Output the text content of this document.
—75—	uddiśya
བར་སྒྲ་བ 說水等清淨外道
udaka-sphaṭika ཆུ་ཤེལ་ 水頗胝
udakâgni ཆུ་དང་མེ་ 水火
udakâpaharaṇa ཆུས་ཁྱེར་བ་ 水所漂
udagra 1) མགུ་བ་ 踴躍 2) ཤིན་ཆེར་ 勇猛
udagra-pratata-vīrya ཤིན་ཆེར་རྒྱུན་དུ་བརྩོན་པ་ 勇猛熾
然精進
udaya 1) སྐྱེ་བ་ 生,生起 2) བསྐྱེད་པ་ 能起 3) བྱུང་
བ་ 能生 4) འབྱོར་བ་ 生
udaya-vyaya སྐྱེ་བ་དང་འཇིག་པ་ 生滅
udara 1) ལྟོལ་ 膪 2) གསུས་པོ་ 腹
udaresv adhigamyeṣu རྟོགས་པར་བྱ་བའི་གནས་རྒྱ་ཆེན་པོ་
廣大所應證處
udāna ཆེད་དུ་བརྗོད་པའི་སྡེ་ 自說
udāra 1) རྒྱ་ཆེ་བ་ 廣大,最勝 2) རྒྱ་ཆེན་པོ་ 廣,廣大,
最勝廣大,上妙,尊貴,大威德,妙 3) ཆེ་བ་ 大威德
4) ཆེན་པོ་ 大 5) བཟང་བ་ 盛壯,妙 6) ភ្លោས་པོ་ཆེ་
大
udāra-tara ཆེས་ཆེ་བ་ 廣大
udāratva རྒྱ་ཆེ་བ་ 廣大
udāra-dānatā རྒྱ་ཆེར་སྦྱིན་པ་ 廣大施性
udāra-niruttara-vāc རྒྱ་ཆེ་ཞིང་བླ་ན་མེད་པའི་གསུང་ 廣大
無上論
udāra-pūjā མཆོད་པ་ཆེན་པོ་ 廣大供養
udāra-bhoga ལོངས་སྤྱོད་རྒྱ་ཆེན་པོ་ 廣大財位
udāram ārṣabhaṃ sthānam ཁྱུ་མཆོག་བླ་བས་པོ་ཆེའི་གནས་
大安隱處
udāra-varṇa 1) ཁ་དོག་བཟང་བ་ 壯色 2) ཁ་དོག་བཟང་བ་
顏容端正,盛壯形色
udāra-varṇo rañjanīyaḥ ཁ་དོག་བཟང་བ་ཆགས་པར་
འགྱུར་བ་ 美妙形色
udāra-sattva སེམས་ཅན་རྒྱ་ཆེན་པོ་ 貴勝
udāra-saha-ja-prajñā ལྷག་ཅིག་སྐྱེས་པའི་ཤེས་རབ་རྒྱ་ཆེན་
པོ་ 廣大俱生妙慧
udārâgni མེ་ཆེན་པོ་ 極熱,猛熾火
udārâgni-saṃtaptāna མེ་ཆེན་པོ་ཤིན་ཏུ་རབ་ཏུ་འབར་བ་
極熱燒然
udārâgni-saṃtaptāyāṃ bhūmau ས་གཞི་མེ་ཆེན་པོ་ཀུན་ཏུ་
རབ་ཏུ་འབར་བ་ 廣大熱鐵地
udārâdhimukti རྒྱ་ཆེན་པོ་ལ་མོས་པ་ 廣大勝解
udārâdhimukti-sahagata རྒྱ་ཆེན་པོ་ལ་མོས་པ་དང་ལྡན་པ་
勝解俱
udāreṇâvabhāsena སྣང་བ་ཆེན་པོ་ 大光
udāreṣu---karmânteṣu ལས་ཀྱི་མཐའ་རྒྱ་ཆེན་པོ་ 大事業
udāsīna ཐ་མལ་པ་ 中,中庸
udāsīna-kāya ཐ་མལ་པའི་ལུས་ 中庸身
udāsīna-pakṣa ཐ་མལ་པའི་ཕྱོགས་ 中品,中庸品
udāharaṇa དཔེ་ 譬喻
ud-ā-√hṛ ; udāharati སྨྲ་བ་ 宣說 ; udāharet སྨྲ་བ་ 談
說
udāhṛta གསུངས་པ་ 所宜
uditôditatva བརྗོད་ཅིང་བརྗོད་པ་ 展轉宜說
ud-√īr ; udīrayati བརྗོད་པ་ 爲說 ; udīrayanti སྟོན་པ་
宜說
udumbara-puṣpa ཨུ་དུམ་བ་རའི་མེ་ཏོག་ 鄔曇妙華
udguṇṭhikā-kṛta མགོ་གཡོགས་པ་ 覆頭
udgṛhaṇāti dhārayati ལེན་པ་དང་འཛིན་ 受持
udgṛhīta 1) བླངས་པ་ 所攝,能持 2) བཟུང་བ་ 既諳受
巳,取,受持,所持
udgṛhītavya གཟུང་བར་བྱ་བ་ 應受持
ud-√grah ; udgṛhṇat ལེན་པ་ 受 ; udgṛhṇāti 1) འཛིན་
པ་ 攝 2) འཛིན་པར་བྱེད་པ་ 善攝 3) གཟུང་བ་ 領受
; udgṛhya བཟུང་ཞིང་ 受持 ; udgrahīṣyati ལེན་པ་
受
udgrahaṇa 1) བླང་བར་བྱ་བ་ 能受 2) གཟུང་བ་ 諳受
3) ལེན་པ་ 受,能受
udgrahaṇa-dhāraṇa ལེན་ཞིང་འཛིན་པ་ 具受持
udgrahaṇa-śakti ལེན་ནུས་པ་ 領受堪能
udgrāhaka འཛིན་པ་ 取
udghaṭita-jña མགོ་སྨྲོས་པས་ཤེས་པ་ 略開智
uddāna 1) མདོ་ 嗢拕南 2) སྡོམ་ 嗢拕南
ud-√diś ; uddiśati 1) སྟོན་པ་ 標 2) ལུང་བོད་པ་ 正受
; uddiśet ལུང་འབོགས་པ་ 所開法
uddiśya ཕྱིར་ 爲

————

PROBLEM TO WORK ON :: All of the material above needs to be copied exactly.

SOLUTION ::
Output the text content of this document.
—75—	uddiśya
བར་སྒྲ་བ 說水等清淨外道
udaka-sphaṭika ཆུ་ཤེལ་ 水頗胝
udakâgni ཆུ་དང་མེ་ 水火
udakâpaharaṇa ཆུས་ཁྱེར་བ་ 水所漂
udagra 1) མགུ་བ་ 踴躍 2) ཤིན་ཆེར་ 勇猛
udagra-pratata-vīrya ཤིན་ཆེར་རྒྱུན་དུ་བརྩོན་པ་ 勇猛熾
然精進
udaya 1) སྐྱེ་བ་ 生,生起 2) བསྐྱེད་པ་ 能起 3) བྱུང་
བ་ 能生 4) འབྱོར་བ་ 生
udaya-vyaya སྐྱེ་བ་དང་འཇིག་པ་ 生滅
udara 1) ལྟོལ་ 膪 2) གསུས་པོ་ 腹
udaresv adhigamyeṣu རྟོགས་པར་བྱ་བའི་གནས་རྒྱ་ཆེན་པོ་
廣大所應證處
udāna ཆེད་དུ་བརྗོད་པའི་སྡེ་ 自說
udāra 1) རྒྱ་ཆེ་བ་ 廣大,最勝 2) རྒྱ་ཆེན་པོ་ 廣,廣大,
最勝廣大,上妙,尊貴,大威德,妙 3) ཆེ་བ་ 大威德
4) ཆེན་པོ་ 大 5) བཟང་བ་ 盛壯,妙 6) ភ្លោས་པོ་ཆེ་
大
udāra-tara ཆེས་ཆེ་བ་ 廣大
udāratva རྒྱ་ཆེ་བ་ 廣大
udāra-dānatā རྒྱ་ཆེར་སྦྱིན་པ་ 廣大施性
udāra-niruttara-vāc རྒྱ་ཆེ་ཞིང་བླ་ན་མེད་པའི་གསུང་ 廣大
無上論
udāra-pūjā མཆོད་པ་ཆེན་པོ་ 廣大供養
udāra-bhoga ལོངས་སྤྱོད་རྒྱ་ཆེན་པོ་ 廣大財位
udāram ārṣabhaṃ sthānam ཁྱུ་མཆོག་བླ་བས་པོ་ཆེའི་གནས་
大安隱處
udāra-varṇa 1) ཁ་དོག་བཟང་བ་ 壯色 2) ཁ་དོག་བཟང་བ་
顏容端正,盛壯形色
udāra-varṇo rañjanīyaḥ ཁ་དོག་བཟང་བ་ཆགས་པར་
འགྱུར་བ་ 美妙形色
udāra-sattva སེམས་ཅན་རྒྱ་ཆེན་པོ་ 貴勝
udāra-saha-ja-prajñā ལྷག་ཅིག་སྐྱེས་པའི་ཤེས་རབ་རྒྱ་ཆེན་
པོ་ 廣大俱生妙慧
udārâgni མེ་ཆེན་པོ་ 極熱,猛熾火
udārâgni-saṃtaptāna མེ་ཆེན་པོ་ཤིན་ཏུ་རབ་ཏུ་འབར་བ་
極熱燒然
udārâgni-saṃtaptāyāṃ bhūmau ས་གཞི་མེ་ཆེན་པོ་ཀུན་ཏུ་
རབ་ཏུ་འབར་བ་ 廣大熱鐵地
udārâdhimukti རྒྱ་ཆེན་པོ་ལ་མོས་པ་ 廣大勝解
udārâdhimukti-sahagata རྒྱ་ཆེན་པོ་ལ་མོས་པ་དང་ལྡན་པ་
勝解俱
udāreṇâvabhāsena སྣང་བ་ཆེན་པོ་ 大光
udāreṣu---karmânteṣu ལས་ཀྱི་མཐའ་རྒྱ་ཆེན་པོ་ 大事業
udāsīna ཐ་མལ་པ་ 中,中庸
udāsīna-kāya ཐ་མལ་པའི་ལུས་ 中庸身
udāsīna-pakṣa ཐ་མལ་པའི་ཕྱོགས་ 中品,中庸品
udāharaṇa དཔེ་ 譬喻
ud-ā-√hṛ ; udāharati སྨྲ་བ་ 宣說 ; udāharet སྨྲ་བ་ 談
說
udāhṛta གསུངས་པ་ 所宜
uditôditatva བརྗོད་ཅིང་བརྗོད་པ་ 展轉宜說
ud-√īr ; udīrayati བརྗོད་པ་ 爲說 ; udīrayanti སྟོན་པ་
宜說
udumbara-puṣpa ཨུ་དུམ་བ་རའི་མེ་ཏོག་ 鄔曇妙華
udguṇṭhikā-kṛta མགོ་གཡོགས་པ་ 覆頭
udgṛhaṇāti dhārayati ལེན་པ་དང་འཛིན་ 受持
udgṛhīta 1) བླངས་པ་ 所攝,能持 2) བཟུང་བ་ 既諳受
巳,取,受持,所持
udgṛhītavya གཟུང་བར་བྱ་བ་ 應受持
ud-√grah ; udgṛhṇat ལེན་པ་ 受 ; udgṛhṇāti 1) འཛིན་
པ་ 攝 2) འཛིན་པར་བྱེད་པ་ 善攝 3) གཟུང་བ་ 領受
; udgṛhya བཟུང་ཞིང་ 受持 ; udgrahīṣyati ལེན་པ་
受
udgrahaṇa 1) བླང་བར་བྱ་བ་ 能受 2) གཟུང་བ་ 諳受
3) ལེན་པ་ 受,能受
udgrahaṇa-dhāraṇa ལེན་ཞིང་འཛིན་པ་ 具受持
udgrahaṇa-śakti ལེན་ནུས་པ་ 領受堪能
udgrāhaka འཛིན་པ་ 取
udghaṭita-jña མགོ་སྨྲོས་པས་ཤེས་པ་ 略開智
uddāna 1) མདོ་ 嗢拕南 2) སྡོམ་ 嗢拕南
ud-√diś ; uddiśati 1) སྟོན་པ་ 標 2) ལུང་བོད་པ་ 正受
; uddiśet ལུང་འབོགས་པ་ 所開法
uddiśya ཕྱིར་ 爲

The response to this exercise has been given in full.